What the exercise asks: Write out the material exactly, leaving every picture behind.

○ ○ ○

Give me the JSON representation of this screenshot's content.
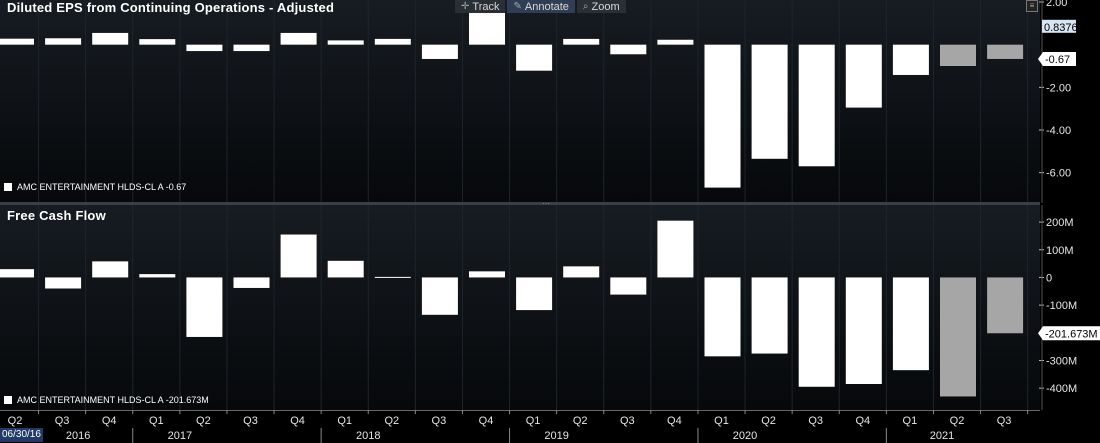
{
  "toolbar": {
    "track_label": "Track",
    "annotate_label": "Annotate",
    "zoom_label": "Zoom"
  },
  "date_tag": "06/30/16",
  "chart_data": [
    {
      "type": "bar",
      "title": "Diluted EPS from Continuing Operations - Adjusted",
      "categories": [
        "Q2 2016",
        "Q3 2016",
        "Q4 2016",
        "Q1 2017",
        "Q2 2017",
        "Q3 2017",
        "Q4 2017",
        "Q1 2018",
        "Q2 2018",
        "Q3 2018",
        "Q4 2018",
        "Q1 2019",
        "Q2 2019",
        "Q3 2019",
        "Q4 2019",
        "Q1 2020",
        "Q2 2020",
        "Q3 2020",
        "Q4 2020",
        "Q1 2021",
        "Q2 2021",
        "Q3 2021"
      ],
      "series": [
        {
          "name": "AMC ENTERTAINMENT HLDS-CL A",
          "values": [
            0.28,
            0.3,
            0.55,
            0.26,
            -0.3,
            -0.3,
            0.55,
            0.2,
            0.27,
            -0.67,
            2.0,
            -1.22,
            0.27,
            -0.45,
            0.23,
            -6.7,
            -5.35,
            -5.7,
            -2.95,
            -1.42,
            -1.0,
            -0.67
          ],
          "estimate_flags": [
            false,
            false,
            false,
            false,
            false,
            false,
            false,
            false,
            false,
            false,
            false,
            false,
            false,
            false,
            false,
            false,
            false,
            false,
            false,
            false,
            true,
            true
          ]
        }
      ],
      "legend_label": "AMC ENTERTAINMENT HLDS-CL A  -0.67",
      "yticks": [
        "2.00",
        "-2.00",
        "-4.00",
        "-6.00"
      ],
      "ytick_values": [
        2,
        -2,
        -4,
        -6
      ],
      "ylim": [
        -7.0,
        2.0
      ],
      "last_value_badge": "0.8376",
      "last_value_badge_value": 0.8376,
      "current_value_badge": "-0.67",
      "current_value": -0.67,
      "colors": {
        "actual": "#ffffff",
        "estimate": "#a6a6a6",
        "badge_blue": "#d7e6f5"
      }
    },
    {
      "type": "bar",
      "title": "Free Cash Flow",
      "categories": [
        "Q2 2016",
        "Q3 2016",
        "Q4 2016",
        "Q1 2017",
        "Q2 2017",
        "Q3 2017",
        "Q4 2017",
        "Q1 2018",
        "Q2 2018",
        "Q3 2018",
        "Q4 2018",
        "Q1 2019",
        "Q2 2019",
        "Q3 2019",
        "Q4 2019",
        "Q1 2020",
        "Q2 2020",
        "Q3 2020",
        "Q4 2020",
        "Q1 2021",
        "Q2 2021",
        "Q3 2021"
      ],
      "series": [
        {
          "name": "AMC ENTERTAINMENT HLDS-CL A",
          "values": [
            30,
            -40,
            58,
            12,
            -215,
            -38,
            155,
            60,
            2,
            -135,
            22,
            -118,
            40,
            -62,
            205,
            -285,
            -275,
            -395,
            -385,
            -335,
            -430,
            -201.673
          ],
          "estimate_flags": [
            false,
            false,
            false,
            false,
            false,
            false,
            false,
            false,
            false,
            false,
            false,
            false,
            false,
            false,
            false,
            false,
            false,
            false,
            false,
            false,
            true,
            true
          ]
        }
      ],
      "legend_label": "AMC ENTERTAINMENT HLDS-CL A  -201.673M",
      "yticks": [
        "200M",
        "100M",
        "0",
        "-100M",
        "-300M",
        "-400M"
      ],
      "ytick_values": [
        200,
        100,
        0,
        -100,
        -300,
        -400
      ],
      "ylim": [
        -450,
        240
      ],
      "unit": "M",
      "current_value_badge": "-201.673M",
      "current_value": -201.673,
      "colors": {
        "actual": "#ffffff",
        "estimate": "#a6a6a6"
      }
    }
  ],
  "x_axis": {
    "quarter_labels": [
      "Q2",
      "Q3",
      "Q4",
      "Q1",
      "Q2",
      "Q3",
      "Q4",
      "Q1",
      "Q2",
      "Q3",
      "Q4",
      "Q1",
      "Q2",
      "Q3",
      "Q4",
      "Q1",
      "Q2",
      "Q3",
      "Q4",
      "Q1",
      "Q2",
      "Q3"
    ],
    "year_labels": [
      {
        "label": "2016",
        "at_index": 1
      },
      {
        "label": "2017",
        "at_index": 4
      },
      {
        "label": "2018",
        "at_index": 8
      },
      {
        "label": "2019",
        "at_index": 12
      },
      {
        "label": "2020",
        "at_index": 16
      },
      {
        "label": "2021",
        "at_index": 20
      }
    ]
  }
}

○ ○ ○

Answer in full:
Give me the JSON representation of this screenshot's content.
{
  "toolbar": {
    "track_label": "Track",
    "annotate_label": "Annotate",
    "zoom_label": "Zoom"
  },
  "date_tag": "06/30/16",
  "chart_data": [
    {
      "type": "bar",
      "title": "Diluted EPS from Continuing Operations - Adjusted",
      "categories": [
        "Q2 2016",
        "Q3 2016",
        "Q4 2016",
        "Q1 2017",
        "Q2 2017",
        "Q3 2017",
        "Q4 2017",
        "Q1 2018",
        "Q2 2018",
        "Q3 2018",
        "Q4 2018",
        "Q1 2019",
        "Q2 2019",
        "Q3 2019",
        "Q4 2019",
        "Q1 2020",
        "Q2 2020",
        "Q3 2020",
        "Q4 2020",
        "Q1 2021",
        "Q2 2021",
        "Q3 2021"
      ],
      "series": [
        {
          "name": "AMC ENTERTAINMENT HLDS-CL A",
          "values": [
            0.28,
            0.3,
            0.55,
            0.26,
            -0.3,
            -0.3,
            0.55,
            0.2,
            0.27,
            -0.67,
            2.0,
            -1.22,
            0.27,
            -0.45,
            0.23,
            -6.7,
            -5.35,
            -5.7,
            -2.95,
            -1.42,
            -1.0,
            -0.67
          ],
          "estimate_flags": [
            false,
            false,
            false,
            false,
            false,
            false,
            false,
            false,
            false,
            false,
            false,
            false,
            false,
            false,
            false,
            false,
            false,
            false,
            false,
            false,
            true,
            true
          ]
        }
      ],
      "legend_label": "AMC ENTERTAINMENT HLDS-CL A  -0.67",
      "yticks": [
        "2.00",
        "-2.00",
        "-4.00",
        "-6.00"
      ],
      "ytick_values": [
        2,
        -2,
        -4,
        -6
      ],
      "ylim": [
        -7.0,
        2.0
      ],
      "last_value_badge": "0.8376",
      "last_value_badge_value": 0.8376,
      "current_value_badge": "-0.67",
      "current_value": -0.67,
      "colors": {
        "actual": "#ffffff",
        "estimate": "#a6a6a6",
        "badge_blue": "#d7e6f5"
      }
    },
    {
      "type": "bar",
      "title": "Free Cash Flow",
      "categories": [
        "Q2 2016",
        "Q3 2016",
        "Q4 2016",
        "Q1 2017",
        "Q2 2017",
        "Q3 2017",
        "Q4 2017",
        "Q1 2018",
        "Q2 2018",
        "Q3 2018",
        "Q4 2018",
        "Q1 2019",
        "Q2 2019",
        "Q3 2019",
        "Q4 2019",
        "Q1 2020",
        "Q2 2020",
        "Q3 2020",
        "Q4 2020",
        "Q1 2021",
        "Q2 2021",
        "Q3 2021"
      ],
      "series": [
        {
          "name": "AMC ENTERTAINMENT HLDS-CL A",
          "values": [
            30,
            -40,
            58,
            12,
            -215,
            -38,
            155,
            60,
            2,
            -135,
            22,
            -118,
            40,
            -62,
            205,
            -285,
            -275,
            -395,
            -385,
            -335,
            -430,
            -201.673
          ],
          "estimate_flags": [
            false,
            false,
            false,
            false,
            false,
            false,
            false,
            false,
            false,
            false,
            false,
            false,
            false,
            false,
            false,
            false,
            false,
            false,
            false,
            false,
            true,
            true
          ]
        }
      ],
      "legend_label": "AMC ENTERTAINMENT HLDS-CL A  -201.673M",
      "yticks": [
        "200M",
        "100M",
        "0",
        "-100M",
        "-300M",
        "-400M"
      ],
      "ytick_values": [
        200,
        100,
        0,
        -100,
        -300,
        -400
      ],
      "ylim": [
        -450,
        240
      ],
      "unit": "M",
      "current_value_badge": "-201.673M",
      "current_value": -201.673,
      "colors": {
        "actual": "#ffffff",
        "estimate": "#a6a6a6"
      }
    }
  ],
  "x_axis": {
    "quarter_labels": [
      "Q2",
      "Q3",
      "Q4",
      "Q1",
      "Q2",
      "Q3",
      "Q4",
      "Q1",
      "Q2",
      "Q3",
      "Q4",
      "Q1",
      "Q2",
      "Q3",
      "Q4",
      "Q1",
      "Q2",
      "Q3",
      "Q4",
      "Q1",
      "Q2",
      "Q3"
    ],
    "year_labels": [
      {
        "label": "2016",
        "at_index": 1
      },
      {
        "label": "2017",
        "at_index": 4
      },
      {
        "label": "2018",
        "at_index": 8
      },
      {
        "label": "2019",
        "at_index": 12
      },
      {
        "label": "2020",
        "at_index": 16
      },
      {
        "label": "2021",
        "at_index": 20
      }
    ]
  }
}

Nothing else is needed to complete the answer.